# Excerpted records:
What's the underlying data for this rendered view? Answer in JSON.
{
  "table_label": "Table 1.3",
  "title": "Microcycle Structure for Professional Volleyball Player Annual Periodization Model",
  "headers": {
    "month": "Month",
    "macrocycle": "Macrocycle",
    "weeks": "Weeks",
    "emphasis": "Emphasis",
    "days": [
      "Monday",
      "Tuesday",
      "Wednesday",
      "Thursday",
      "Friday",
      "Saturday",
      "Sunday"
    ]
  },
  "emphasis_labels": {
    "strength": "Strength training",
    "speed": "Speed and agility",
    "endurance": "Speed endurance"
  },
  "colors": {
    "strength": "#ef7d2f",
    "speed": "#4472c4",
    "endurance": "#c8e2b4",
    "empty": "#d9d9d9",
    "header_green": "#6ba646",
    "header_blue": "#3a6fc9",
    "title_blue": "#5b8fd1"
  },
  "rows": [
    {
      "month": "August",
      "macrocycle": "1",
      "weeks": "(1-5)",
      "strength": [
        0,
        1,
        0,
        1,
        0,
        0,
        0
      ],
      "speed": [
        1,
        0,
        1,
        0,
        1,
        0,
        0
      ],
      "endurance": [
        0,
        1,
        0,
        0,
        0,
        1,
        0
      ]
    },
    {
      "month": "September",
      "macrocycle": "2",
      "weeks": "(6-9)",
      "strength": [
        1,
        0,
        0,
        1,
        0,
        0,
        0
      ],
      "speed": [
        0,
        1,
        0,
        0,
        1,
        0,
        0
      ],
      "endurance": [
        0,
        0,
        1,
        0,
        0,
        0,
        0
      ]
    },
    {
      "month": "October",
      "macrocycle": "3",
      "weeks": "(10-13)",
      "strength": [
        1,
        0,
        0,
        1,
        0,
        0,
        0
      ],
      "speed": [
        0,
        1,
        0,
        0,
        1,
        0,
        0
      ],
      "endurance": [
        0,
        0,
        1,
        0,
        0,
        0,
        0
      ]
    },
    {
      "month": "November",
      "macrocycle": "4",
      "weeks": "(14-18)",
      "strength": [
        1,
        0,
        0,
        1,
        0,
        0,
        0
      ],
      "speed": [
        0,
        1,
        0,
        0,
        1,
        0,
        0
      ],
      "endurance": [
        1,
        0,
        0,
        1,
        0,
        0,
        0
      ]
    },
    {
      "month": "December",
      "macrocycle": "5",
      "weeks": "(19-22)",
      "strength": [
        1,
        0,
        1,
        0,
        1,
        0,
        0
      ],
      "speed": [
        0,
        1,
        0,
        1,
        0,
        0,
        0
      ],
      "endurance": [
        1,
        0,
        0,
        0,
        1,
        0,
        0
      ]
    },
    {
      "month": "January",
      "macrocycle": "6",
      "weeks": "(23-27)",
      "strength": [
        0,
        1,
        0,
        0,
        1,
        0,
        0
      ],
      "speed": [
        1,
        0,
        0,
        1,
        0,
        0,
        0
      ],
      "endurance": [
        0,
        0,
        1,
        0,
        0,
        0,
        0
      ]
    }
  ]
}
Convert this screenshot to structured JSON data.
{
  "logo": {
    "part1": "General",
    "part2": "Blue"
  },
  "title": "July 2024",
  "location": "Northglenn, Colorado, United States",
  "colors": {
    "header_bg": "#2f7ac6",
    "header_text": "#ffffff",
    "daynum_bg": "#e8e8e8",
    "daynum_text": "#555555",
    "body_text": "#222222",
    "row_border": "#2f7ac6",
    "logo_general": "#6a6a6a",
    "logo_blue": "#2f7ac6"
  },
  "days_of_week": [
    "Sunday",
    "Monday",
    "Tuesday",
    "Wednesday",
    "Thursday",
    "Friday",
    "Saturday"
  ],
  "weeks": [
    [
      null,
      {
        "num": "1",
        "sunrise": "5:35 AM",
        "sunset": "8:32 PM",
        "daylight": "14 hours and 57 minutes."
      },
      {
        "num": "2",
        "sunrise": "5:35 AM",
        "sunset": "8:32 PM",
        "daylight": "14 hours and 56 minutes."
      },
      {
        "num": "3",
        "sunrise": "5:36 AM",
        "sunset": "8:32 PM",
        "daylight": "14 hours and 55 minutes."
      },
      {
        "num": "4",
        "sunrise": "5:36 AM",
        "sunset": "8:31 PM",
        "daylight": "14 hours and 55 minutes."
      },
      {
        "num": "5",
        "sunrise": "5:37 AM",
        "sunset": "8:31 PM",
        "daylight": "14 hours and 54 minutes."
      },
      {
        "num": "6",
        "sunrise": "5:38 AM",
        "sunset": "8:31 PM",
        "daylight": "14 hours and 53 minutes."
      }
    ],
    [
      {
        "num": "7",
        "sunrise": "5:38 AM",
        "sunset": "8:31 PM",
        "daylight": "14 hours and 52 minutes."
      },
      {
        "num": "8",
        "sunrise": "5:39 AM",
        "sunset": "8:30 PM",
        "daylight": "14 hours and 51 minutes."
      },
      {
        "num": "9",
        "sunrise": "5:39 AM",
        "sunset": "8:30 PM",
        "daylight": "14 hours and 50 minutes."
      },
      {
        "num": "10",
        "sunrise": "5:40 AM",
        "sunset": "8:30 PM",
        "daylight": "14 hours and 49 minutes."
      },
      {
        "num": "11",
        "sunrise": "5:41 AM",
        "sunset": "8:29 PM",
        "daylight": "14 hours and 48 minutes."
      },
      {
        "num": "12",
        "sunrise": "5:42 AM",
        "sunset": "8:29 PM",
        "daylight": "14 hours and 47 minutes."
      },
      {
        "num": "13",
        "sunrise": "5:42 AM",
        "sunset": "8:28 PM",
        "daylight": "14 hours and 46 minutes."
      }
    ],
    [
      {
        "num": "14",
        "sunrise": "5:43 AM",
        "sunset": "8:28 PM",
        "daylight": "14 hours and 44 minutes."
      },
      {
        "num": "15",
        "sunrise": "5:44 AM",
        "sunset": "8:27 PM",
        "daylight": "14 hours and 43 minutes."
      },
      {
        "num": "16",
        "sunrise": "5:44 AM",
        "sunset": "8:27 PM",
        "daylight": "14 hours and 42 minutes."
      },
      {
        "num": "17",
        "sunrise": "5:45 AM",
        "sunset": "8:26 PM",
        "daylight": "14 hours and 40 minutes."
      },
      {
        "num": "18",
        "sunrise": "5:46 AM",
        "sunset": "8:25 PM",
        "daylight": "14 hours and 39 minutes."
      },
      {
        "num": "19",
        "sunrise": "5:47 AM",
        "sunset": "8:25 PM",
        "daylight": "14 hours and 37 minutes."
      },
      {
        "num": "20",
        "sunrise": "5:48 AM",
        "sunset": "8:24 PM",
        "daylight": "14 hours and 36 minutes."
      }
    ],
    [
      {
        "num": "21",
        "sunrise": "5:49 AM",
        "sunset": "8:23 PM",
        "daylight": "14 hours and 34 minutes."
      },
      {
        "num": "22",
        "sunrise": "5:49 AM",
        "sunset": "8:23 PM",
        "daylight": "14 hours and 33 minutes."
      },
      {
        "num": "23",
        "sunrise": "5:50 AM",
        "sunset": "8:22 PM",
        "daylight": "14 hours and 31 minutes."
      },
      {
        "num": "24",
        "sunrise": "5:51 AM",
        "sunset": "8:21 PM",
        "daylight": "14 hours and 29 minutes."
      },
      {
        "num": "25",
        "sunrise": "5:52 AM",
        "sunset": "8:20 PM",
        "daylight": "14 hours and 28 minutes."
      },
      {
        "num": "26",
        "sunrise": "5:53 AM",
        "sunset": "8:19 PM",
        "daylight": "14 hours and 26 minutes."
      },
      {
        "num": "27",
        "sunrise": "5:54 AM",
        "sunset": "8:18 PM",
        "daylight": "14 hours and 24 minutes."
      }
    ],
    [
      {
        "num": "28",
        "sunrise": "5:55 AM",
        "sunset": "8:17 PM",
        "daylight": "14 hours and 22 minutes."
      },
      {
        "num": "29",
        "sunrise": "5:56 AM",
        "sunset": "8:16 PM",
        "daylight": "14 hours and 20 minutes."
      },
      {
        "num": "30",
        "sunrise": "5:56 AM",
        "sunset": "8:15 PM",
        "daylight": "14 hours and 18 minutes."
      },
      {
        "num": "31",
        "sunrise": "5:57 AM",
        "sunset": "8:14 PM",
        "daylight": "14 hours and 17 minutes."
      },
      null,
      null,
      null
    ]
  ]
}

# Exercise goal:
Every line containing the string "month" must be listed.

# Result of the task:
    "month": "Month",
      "month": "August",
      "month": "September",
      "month": "October",
      "month": "November",
      "month": "December",
      "month": "January",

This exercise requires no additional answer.